- YOUR INSTRUCTIONS -
Restate the records underneath, keeping each one exactly the same.

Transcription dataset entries

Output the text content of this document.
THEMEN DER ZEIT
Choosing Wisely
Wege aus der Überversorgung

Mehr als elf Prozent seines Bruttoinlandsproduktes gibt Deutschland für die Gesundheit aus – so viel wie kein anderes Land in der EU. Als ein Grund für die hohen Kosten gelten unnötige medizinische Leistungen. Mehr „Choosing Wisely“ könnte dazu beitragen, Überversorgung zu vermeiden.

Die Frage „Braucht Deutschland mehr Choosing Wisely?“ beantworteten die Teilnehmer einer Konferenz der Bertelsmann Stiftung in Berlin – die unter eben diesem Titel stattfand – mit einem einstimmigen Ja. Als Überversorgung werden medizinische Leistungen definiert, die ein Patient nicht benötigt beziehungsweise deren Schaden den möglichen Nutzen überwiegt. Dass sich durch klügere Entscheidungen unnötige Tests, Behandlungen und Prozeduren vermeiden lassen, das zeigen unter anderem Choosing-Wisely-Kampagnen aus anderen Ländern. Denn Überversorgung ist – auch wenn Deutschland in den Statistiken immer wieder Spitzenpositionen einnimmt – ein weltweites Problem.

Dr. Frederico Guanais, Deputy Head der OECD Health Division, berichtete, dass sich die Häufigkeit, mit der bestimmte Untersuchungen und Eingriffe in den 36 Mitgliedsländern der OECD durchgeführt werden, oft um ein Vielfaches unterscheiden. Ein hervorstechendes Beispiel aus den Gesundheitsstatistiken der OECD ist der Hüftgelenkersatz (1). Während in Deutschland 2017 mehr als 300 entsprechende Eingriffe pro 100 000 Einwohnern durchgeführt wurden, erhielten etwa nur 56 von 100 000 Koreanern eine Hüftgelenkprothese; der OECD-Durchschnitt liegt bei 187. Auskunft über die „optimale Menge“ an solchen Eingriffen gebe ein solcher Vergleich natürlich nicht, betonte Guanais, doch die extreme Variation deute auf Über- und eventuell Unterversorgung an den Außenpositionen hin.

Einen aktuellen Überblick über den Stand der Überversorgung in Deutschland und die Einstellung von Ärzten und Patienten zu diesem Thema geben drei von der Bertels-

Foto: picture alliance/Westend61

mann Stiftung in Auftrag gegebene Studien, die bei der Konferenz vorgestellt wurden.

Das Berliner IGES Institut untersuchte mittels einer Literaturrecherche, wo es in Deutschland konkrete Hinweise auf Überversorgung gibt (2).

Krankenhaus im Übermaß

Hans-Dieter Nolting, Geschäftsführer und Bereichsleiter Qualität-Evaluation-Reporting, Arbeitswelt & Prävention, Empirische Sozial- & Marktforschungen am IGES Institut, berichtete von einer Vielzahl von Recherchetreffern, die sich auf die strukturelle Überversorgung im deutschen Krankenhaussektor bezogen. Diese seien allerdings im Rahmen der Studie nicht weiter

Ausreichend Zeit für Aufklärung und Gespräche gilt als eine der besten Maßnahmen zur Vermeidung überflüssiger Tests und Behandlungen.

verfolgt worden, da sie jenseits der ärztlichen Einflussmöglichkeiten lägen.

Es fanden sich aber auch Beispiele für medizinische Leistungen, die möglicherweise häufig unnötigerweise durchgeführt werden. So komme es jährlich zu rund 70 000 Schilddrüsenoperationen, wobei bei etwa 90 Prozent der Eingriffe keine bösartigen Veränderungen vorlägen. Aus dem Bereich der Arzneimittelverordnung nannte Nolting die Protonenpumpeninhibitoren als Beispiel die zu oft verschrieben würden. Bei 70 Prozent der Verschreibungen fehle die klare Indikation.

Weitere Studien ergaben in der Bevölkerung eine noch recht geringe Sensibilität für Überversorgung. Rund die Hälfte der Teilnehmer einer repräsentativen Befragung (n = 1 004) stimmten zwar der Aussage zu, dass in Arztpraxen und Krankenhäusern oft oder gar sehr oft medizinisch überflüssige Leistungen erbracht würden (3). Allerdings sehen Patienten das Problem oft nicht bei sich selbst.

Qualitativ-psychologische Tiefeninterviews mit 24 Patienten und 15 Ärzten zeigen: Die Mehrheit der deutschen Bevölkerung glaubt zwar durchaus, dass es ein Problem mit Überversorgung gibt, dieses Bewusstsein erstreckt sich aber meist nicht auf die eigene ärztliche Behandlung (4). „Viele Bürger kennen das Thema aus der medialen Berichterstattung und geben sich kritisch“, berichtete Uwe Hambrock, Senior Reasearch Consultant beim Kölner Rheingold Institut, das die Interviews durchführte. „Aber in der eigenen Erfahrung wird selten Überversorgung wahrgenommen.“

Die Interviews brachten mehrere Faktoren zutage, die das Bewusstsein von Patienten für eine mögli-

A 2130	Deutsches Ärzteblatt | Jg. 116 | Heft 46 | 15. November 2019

- RESPONSE BELOW -
Output the text content of this document.
THEMEN DER ZEIT
Choosing Wisely
Wege aus der Überversorgung

Mehr als elf Prozent seines Bruttoinlandsproduktes gibt Deutschland für die Gesundheit aus – so viel wie kein anderes Land in der EU. Als ein Grund für die hohen Kosten gelten unnötige medizinische Leistungen. Mehr „Choosing Wisely“ könnte dazu beitragen, Überversorgung zu vermeiden.

Die Frage „Braucht Deutschland mehr Choosing Wisely?“ beantworteten die Teilnehmer einer Konferenz der Bertelsmann Stiftung in Berlin – die unter eben diesem Titel stattfand – mit einem einstimmigen Ja. Als Überversorgung werden medizinische Leistungen definiert, die ein Patient nicht benötigt beziehungsweise deren Schaden den möglichen Nutzen überwiegt. Dass sich durch klügere Entscheidungen unnötige Tests, Behandlungen und Prozeduren vermeiden lassen, das zeigen unter anderem Choosing-Wisely-Kampagnen aus anderen Ländern. Denn Überversorgung ist – auch wenn Deutschland in den Statistiken immer wieder Spitzenpositionen einnimmt – ein weltweites Problem.

Dr. Frederico Guanais, Deputy Head der OECD Health Division, berichtete, dass sich die Häufigkeit, mit der bestimmte Untersuchungen und Eingriffe in den 36 Mitgliedsländern der OECD durchgeführt werden, oft um ein Vielfaches unterscheiden. Ein hervorstechendes Beispiel aus den Gesundheitsstatistiken der OECD ist der Hüftgelenkersatz (1). Während in Deutschland 2017 mehr als 300 entsprechende Eingriffe pro 100 000 Einwohnern durchgeführt wurden, erhielten etwa nur 56 von 100 000 Koreanern eine Hüftgelenkprothese; der OECD-Durchschnitt liegt bei 187. Auskunft über die „optimale Menge“ an solchen Eingriffen gebe ein solcher Vergleich natürlich nicht, betonte Guanais, doch die extreme Variation deute auf Über- und eventuell Unterversorgung an den Außenpositionen hin.

Einen aktuellen Überblick über den Stand der Überversorgung in Deutschland und die Einstellung von Ärzten und Patienten zu diesem Thema geben drei von der Bertels-

Foto: picture alliance/Westend61

mann Stiftung in Auftrag gegebene Studien, die bei der Konferenz vorgestellt wurden.

Das Berliner IGES Institut untersuchte mittels einer Literaturrecherche, wo es in Deutschland konkrete Hinweise auf Überversorgung gibt (2).

Krankenhaus im Übermaß

Hans-Dieter Nolting, Geschäftsführer und Bereichsleiter Qualität-Evaluation-Reporting, Arbeitswelt & Prävention, Empirische Sozial- & Marktforschungen am IGES Institut, berichtete von einer Vielzahl von Recherchetreffern, die sich auf die strukturelle Überversorgung im deutschen Krankenhaussektor bezogen. Diese seien allerdings im Rahmen der Studie nicht weiter

Ausreichend Zeit für Aufklärung und Gespräche gilt als eine der besten Maßnahmen zur Vermeidung überflüssiger Tests und Behandlungen.

verfolgt worden, da sie jenseits der ärztlichen Einflussmöglichkeiten lägen.

Es fanden sich aber auch Beispiele für medizinische Leistungen, die möglicherweise häufig unnötigerweise durchgeführt werden. So komme es jährlich zu rund 70 000 Schilddrüsenoperationen, wobei bei etwa 90 Prozent der Eingriffe keine bösartigen Veränderungen vorlägen. Aus dem Bereich der Arzneimittelverordnung nannte Nolting die Protonenpumpeninhibitoren als Beispiel die zu oft verschrieben würden. Bei 70 Prozent der Verschreibungen fehle die klare Indikation.

Weitere Studien ergaben in der Bevölkerung eine noch recht geringe Sensibilität für Überversorgung. Rund die Hälfte der Teilnehmer einer repräsentativen Befragung (n = 1 004) stimmten zwar der Aussage zu, dass in Arztpraxen und Krankenhäusern oft oder gar sehr oft medizinisch überflüssige Leistungen erbracht würden (3). Allerdings sehen Patienten das Problem oft nicht bei sich selbst.

Qualitativ-psychologische Tiefeninterviews mit 24 Patienten und 15 Ärzten zeigen: Die Mehrheit der deutschen Bevölkerung glaubt zwar durchaus, dass es ein Problem mit Überversorgung gibt, dieses Bewusstsein erstreckt sich aber meist nicht auf die eigene ärztliche Behandlung (4). „Viele Bürger kennen das Thema aus der medialen Berichterstattung und geben sich kritisch“, berichtete Uwe Hambrock, Senior Reasearch Consultant beim Kölner Rheingold Institut, das die Interviews durchführte. „Aber in der eigenen Erfahrung wird selten Überversorgung wahrgenommen.“

Die Interviews brachten mehrere Faktoren zutage, die das Bewusstsein von Patienten für eine mögli-

A 2130	Deutsches Ärzteblatt | Jg. 116 | Heft 46 | 15. November 2019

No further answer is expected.